RNA was isolated from sciatic nerves using the Trizol/chloroform RNA extraction protocol following purification with RNA Clean and Concentrator kit (Zymo). To prepare cDNA, 0.5–1 μg of total RNA was used from each sample. qRT-PCR and data analysis were performed as described previously (33). qPCR was performed in duplicate per sample. Primers for Bap1 expression were: CTGGGCTCTCGTTGAACTACTCA and CCTCATCAGGGCCCTTCAC.

RNA seq.

Using control and Bap1 cKO mice at 8 weeks of age (n=6/group), RNA was purified from sciatic nerves, and 1000 ng total RNA was sent to Genewiz (South Plainfield, NJ) for library preparation after PolyA selection and Illumina sequencing (Illumina HiSeq 2×150bp). Reads were aligned to GRCm38/mm10 genome using the STAR aligner (34). Data were analyzed using DESeq2 (35) to determine differentially regulated genes between wild type and Bap1 KO mice (p-value < .05). RNA-seq data are deposited in NCBI GEO under accession number GSE197149.

Chromatin Immunoprecipitation.

Task details =>
In the RNA isolation and sequencing methods above, what purpose is given for analyzing the data with DESeq2?

Dataset entries =>
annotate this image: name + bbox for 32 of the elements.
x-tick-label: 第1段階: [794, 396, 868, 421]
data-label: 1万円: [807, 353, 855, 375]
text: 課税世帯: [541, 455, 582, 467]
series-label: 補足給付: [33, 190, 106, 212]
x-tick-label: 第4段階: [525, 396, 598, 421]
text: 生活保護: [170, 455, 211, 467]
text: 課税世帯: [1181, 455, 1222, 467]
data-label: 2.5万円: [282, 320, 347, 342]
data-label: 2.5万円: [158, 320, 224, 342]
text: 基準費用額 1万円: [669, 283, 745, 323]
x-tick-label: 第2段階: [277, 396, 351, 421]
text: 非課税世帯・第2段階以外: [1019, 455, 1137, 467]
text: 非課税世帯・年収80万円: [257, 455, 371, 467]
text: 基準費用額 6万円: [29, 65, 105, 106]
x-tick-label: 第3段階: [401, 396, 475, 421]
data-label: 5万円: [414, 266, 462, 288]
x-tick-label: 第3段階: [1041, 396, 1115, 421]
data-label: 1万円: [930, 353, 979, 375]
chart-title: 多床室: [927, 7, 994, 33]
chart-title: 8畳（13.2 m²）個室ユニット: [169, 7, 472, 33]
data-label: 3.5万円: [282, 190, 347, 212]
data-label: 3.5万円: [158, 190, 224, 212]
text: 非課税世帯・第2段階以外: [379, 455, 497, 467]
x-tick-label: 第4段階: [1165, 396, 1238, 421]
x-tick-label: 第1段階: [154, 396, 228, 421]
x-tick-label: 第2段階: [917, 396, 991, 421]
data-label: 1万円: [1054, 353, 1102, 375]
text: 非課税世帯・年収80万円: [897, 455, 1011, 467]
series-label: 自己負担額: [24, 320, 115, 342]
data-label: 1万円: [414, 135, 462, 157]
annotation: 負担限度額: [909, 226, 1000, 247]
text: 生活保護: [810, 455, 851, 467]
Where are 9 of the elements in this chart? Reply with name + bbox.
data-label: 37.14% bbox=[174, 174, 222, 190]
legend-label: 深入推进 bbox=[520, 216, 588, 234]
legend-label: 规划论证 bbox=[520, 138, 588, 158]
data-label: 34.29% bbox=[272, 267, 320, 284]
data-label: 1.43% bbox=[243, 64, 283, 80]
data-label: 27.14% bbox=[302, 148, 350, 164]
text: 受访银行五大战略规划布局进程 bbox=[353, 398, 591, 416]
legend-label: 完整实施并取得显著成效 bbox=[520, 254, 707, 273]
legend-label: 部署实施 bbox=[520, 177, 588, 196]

Output below =>
DESeq2 was used to determine the genes differentially regulated between wild type and Bap1 KO mice, with a p-value threshold of < .05.